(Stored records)

★ ★ ★ ★

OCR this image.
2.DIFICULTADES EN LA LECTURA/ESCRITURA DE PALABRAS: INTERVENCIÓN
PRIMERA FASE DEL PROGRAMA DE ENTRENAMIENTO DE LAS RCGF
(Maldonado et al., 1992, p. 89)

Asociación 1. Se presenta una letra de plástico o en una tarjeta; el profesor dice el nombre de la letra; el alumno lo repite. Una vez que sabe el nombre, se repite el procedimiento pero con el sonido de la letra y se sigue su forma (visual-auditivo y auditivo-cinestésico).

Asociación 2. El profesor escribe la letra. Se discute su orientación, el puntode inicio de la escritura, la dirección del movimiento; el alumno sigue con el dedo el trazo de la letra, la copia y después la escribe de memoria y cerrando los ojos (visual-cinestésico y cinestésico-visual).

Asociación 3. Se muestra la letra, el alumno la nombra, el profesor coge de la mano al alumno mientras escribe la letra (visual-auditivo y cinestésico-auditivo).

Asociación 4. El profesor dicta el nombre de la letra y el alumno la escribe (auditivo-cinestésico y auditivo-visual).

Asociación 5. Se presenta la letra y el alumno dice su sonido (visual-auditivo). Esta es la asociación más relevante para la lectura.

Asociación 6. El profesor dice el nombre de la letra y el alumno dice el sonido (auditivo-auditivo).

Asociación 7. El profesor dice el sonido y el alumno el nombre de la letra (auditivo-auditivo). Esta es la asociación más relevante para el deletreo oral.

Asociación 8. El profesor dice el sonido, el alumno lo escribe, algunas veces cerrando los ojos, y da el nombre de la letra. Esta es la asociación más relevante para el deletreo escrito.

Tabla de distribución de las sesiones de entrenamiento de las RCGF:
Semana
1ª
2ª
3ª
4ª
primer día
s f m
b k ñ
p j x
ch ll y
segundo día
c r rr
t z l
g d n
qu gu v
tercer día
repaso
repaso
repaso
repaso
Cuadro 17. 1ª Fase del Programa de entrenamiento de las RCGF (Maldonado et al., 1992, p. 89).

★ ★ ★ ★

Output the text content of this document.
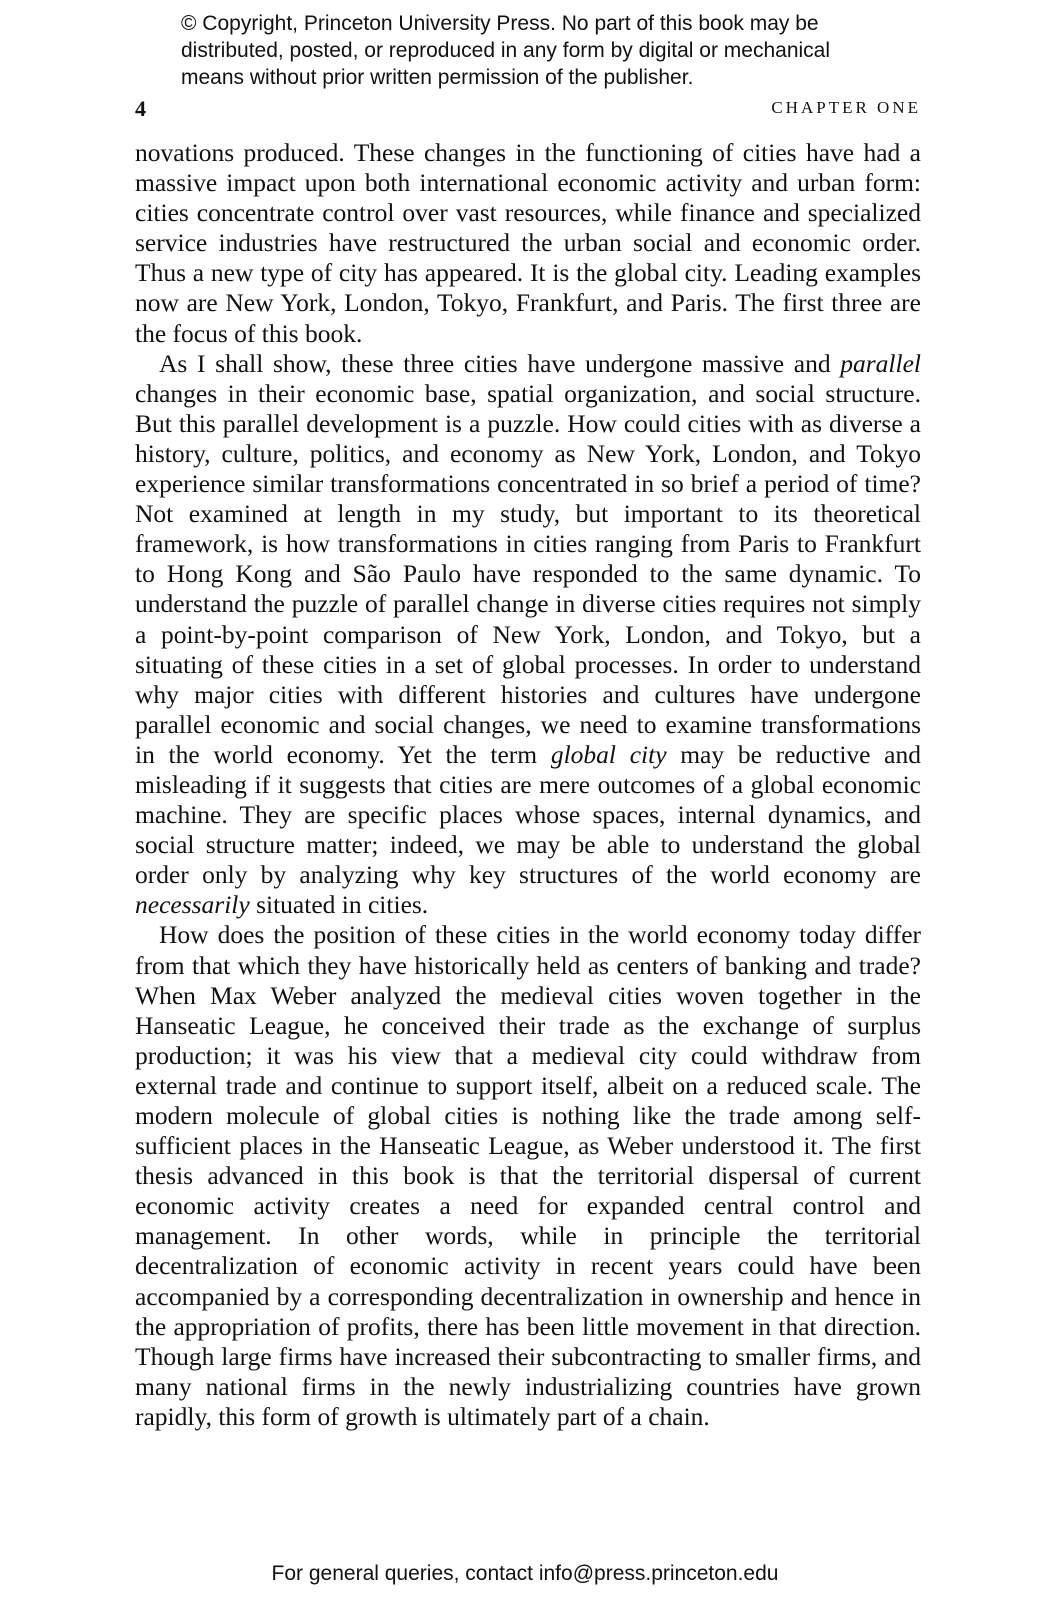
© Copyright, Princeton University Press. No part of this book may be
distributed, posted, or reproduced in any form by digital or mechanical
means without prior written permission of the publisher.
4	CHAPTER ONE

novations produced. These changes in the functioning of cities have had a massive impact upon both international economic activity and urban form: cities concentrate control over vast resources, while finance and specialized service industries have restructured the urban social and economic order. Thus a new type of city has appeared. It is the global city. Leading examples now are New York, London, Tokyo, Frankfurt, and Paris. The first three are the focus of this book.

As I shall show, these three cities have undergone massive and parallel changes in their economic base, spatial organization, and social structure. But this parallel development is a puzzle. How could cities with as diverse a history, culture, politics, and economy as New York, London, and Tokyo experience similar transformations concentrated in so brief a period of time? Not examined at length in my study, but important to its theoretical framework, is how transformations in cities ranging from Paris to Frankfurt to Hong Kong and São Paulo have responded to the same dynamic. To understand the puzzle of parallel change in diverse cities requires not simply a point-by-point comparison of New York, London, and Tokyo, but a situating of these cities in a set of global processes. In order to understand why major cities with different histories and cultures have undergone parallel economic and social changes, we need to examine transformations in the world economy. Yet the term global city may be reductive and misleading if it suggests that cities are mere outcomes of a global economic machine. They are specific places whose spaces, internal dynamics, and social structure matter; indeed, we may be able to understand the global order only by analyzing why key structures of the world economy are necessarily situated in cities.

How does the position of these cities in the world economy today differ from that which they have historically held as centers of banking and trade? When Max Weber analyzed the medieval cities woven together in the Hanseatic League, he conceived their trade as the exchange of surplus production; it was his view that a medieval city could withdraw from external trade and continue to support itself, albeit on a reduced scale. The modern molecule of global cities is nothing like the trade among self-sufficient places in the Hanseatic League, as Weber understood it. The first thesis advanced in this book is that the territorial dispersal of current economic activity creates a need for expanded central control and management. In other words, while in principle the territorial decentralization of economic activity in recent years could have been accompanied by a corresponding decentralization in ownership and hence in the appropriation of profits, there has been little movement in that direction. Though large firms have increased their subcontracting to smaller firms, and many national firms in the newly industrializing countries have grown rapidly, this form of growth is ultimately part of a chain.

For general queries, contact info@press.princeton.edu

★ ★ ★ ★

_TASK OBJECTIVE_
Copy all the lines above that hold the string "deletreo".

_THE SOLUTION_
Asociación 7. El profesor dice el sonido y el alumno el nombre de la letra (auditivo-auditivo). Esta es la asociación más relevante para el deletreo oral.
Asociación 8. El profesor dice el sonido, el alumno lo escribe, algunas veces cerrando los ojos, y da el nombre de la letra. Esta es la asociación más relevante para el deletreo escrito.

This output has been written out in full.